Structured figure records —
-.-.-
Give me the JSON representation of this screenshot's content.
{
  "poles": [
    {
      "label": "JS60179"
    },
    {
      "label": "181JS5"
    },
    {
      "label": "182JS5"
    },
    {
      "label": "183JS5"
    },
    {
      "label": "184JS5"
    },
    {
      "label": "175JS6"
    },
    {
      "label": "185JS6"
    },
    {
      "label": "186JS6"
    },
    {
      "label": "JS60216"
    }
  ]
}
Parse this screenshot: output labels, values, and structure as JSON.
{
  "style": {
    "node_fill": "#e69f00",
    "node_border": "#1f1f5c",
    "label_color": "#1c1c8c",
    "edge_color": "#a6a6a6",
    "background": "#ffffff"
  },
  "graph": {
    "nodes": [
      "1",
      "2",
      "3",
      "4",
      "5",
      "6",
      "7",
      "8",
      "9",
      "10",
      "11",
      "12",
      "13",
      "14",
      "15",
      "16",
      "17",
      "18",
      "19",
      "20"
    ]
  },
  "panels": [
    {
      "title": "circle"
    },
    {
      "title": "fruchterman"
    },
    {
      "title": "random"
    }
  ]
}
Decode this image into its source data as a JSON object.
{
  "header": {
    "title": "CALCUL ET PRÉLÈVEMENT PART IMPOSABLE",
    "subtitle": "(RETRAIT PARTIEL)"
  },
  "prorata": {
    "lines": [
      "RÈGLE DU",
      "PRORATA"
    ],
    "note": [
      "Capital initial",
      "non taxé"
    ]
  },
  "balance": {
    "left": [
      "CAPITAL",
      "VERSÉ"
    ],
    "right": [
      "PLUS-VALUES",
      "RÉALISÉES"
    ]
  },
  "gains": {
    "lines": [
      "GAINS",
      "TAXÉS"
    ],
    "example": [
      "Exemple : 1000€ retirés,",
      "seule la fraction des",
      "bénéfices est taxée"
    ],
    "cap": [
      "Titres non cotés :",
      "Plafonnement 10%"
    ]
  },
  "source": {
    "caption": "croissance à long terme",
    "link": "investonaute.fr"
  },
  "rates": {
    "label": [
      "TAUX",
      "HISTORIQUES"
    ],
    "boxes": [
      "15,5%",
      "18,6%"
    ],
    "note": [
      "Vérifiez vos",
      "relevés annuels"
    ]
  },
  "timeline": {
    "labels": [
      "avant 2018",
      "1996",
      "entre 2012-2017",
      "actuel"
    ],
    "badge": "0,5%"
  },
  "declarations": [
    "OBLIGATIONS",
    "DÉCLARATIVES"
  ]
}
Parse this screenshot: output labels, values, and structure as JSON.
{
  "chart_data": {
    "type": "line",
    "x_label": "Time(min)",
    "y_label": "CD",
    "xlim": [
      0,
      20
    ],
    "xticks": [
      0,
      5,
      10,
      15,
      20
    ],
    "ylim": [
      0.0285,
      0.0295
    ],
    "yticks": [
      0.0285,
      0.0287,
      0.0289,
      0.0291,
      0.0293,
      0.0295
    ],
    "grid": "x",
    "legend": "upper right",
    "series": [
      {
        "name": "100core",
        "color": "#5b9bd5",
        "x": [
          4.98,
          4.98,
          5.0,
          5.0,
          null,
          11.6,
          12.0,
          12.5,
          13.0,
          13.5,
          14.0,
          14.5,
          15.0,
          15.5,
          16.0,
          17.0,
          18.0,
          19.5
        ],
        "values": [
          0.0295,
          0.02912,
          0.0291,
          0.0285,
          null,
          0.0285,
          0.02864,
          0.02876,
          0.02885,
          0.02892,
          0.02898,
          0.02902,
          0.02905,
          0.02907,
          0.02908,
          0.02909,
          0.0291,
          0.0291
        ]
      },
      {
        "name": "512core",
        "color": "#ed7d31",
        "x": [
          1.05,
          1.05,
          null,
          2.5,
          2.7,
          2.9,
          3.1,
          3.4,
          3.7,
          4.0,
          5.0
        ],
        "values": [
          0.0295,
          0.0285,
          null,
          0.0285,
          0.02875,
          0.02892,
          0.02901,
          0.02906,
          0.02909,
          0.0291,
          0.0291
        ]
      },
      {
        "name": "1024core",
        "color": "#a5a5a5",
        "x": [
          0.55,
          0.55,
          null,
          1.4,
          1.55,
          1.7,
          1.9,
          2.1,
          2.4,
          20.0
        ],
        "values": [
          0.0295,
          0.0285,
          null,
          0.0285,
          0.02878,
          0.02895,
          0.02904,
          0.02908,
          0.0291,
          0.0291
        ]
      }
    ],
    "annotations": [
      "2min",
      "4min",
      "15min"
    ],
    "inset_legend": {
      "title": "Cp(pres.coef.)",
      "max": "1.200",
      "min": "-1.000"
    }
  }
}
-.-.-
Aim of the task — Word for word, quote all of the data above.

Task solution —
Give me the JSON representation of this screenshot's content.
{
  "poles": [
    {
      "label": "JS60179"
    },
    {
      "label": "181JS5"
    },
    {
      "label": "182JS5"
    },
    {
      "label": "183JS5"
    },
    {
      "label": "184JS5"
    },
    {
      "label": "175JS6"
    },
    {
      "label": "185JS6"
    },
    {
      "label": "186JS6"
    },
    {
      "label": "JS60216"
    }
  ]
}
Parse this screenshot: output labels, values, and structure as JSON.
{
  "style": {
    "node_fill": "#e69f00",
    "node_border": "#1f1f5c",
    "label_color": "#1c1c8c",
    "edge_color": "#a6a6a6",
    "background": "#ffffff"
  },
  "graph": {
    "nodes": [
      "1",
      "2",
      "3",
      "4",
      "5",
      "6",
      "7",
      "8",
      "9",
      "10",
      "11",
      "12",
      "13",
      "14",
      "15",
      "16",
      "17",
      "18",
      "19",
      "20"
    ]
  },
  "panels": [
    {
      "title": "circle"
    },
    {
      "title": "fruchterman"
    },
    {
      "title": "random"
    }
  ]
}
Decode this image into its source data as a JSON object.
{
  "header": {
    "title": "CALCUL ET PRÉLÈVEMENT PART IMPOSABLE",
    "subtitle": "(RETRAIT PARTIEL)"
  },
  "prorata": {
    "lines": [
      "RÈGLE DU",
      "PRORATA"
    ],
    "note": [
      "Capital initial",
      "non taxé"
    ]
  },
  "balance": {
    "left": [
      "CAPITAL",
      "VERSÉ"
    ],
    "right": [
      "PLUS-VALUES",
      "RÉALISÉES"
    ]
  },
  "gains": {
    "lines": [
      "GAINS",
      "TAXÉS"
    ],
    "example": [
      "Exemple : 1000€ retirés,",
      "seule la fraction des",
      "bénéfices est taxée"
    ],
    "cap": [
      "Titres non cotés :",
      "Plafonnement 10%"
    ]
  },
  "source": {
    "caption": "croissance à long terme",
    "link": "investonaute.fr"
  },
  "rates": {
    "label": [
      "TAUX",
      "HISTORIQUES"
    ],
    "boxes": [
      "15,5%",
      "18,6%"
    ],
    "note": [
      "Vérifiez vos",
      "relevés annuels"
    ]
  },
  "timeline": {
    "labels": [
      "avant 2018",
      "1996",
      "entre 2012-2017",
      "actuel"
    ],
    "badge": "0,5%"
  },
  "declarations": [
    "OBLIGATIONS",
    "DÉCLARATIVES"
  ]
}
Parse this screenshot: output labels, values, and structure as JSON.
{
  "chart_data": {
    "type": "line",
    "x_label": "Time(min)",
    "y_label": "CD",
    "xlim": [
      0,
      20
    ],
    "xticks": [
      0,
      5,
      10,
      15,
      20
    ],
    "ylim": [
      0.0285,
      0.0295
    ],
    "yticks": [
      0.0285,
      0.0287,
      0.0289,
      0.0291,
      0.0293,
      0.0295
    ],
    "grid": "x",
    "legend": "upper right",
    "series": [
      {
        "name": "100core",
        "color": "#5b9bd5",
        "x": [
          4.98,
          4.98,
          5.0,
          5.0,
          null,
          11.6,
          12.0,
          12.5,
          13.0,
          13.5,
          14.0,
          14.5,
          15.0,
          15.5,
          16.0,
          17.0,
          18.0,
          19.5
        ],
        "values": [
          0.0295,
          0.02912,
          0.0291,
          0.0285,
          null,
          0.0285,
          0.02864,
          0.02876,
          0.02885,
          0.02892,
          0.02898,
          0.02902,
          0.02905,
          0.02907,
          0.02908,
          0.02909,
          0.0291,
          0.0291
        ]
      },
      {
        "name": "512core",
        "color": "#ed7d31",
        "x": [
          1.05,
          1.05,
          null,
          2.5,
          2.7,
          2.9,
          3.1,
          3.4,
          3.7,
          4.0,
          5.0
        ],
        "values": [
          0.0295,
          0.0285,
          null,
          0.0285,
          0.02875,
          0.02892,
          0.02901,
          0.02906,
          0.02909,
          0.0291,
          0.0291
        ]
      },
      {
        "name": "1024core",
        "color": "#a5a5a5",
        "x": [
          0.55,
          0.55,
          null,
          1.4,
          1.55,
          1.7,
          1.9,
          2.1,
          2.4,
          20.0
        ],
        "values": [
          0.0295,
          0.0285,
          null,
          0.0285,
          0.02878,
          0.02895,
          0.02904,
          0.02908,
          0.0291,
          0.0291
        ]
      }
    ],
    "annotations": [
      "2min",
      "4min",
      "15min"
    ],
    "inset_legend": {
      "title": "Cp(pres.coef.)",
      "max": "1.200",
      "min": "-1.000"
    }
  }
}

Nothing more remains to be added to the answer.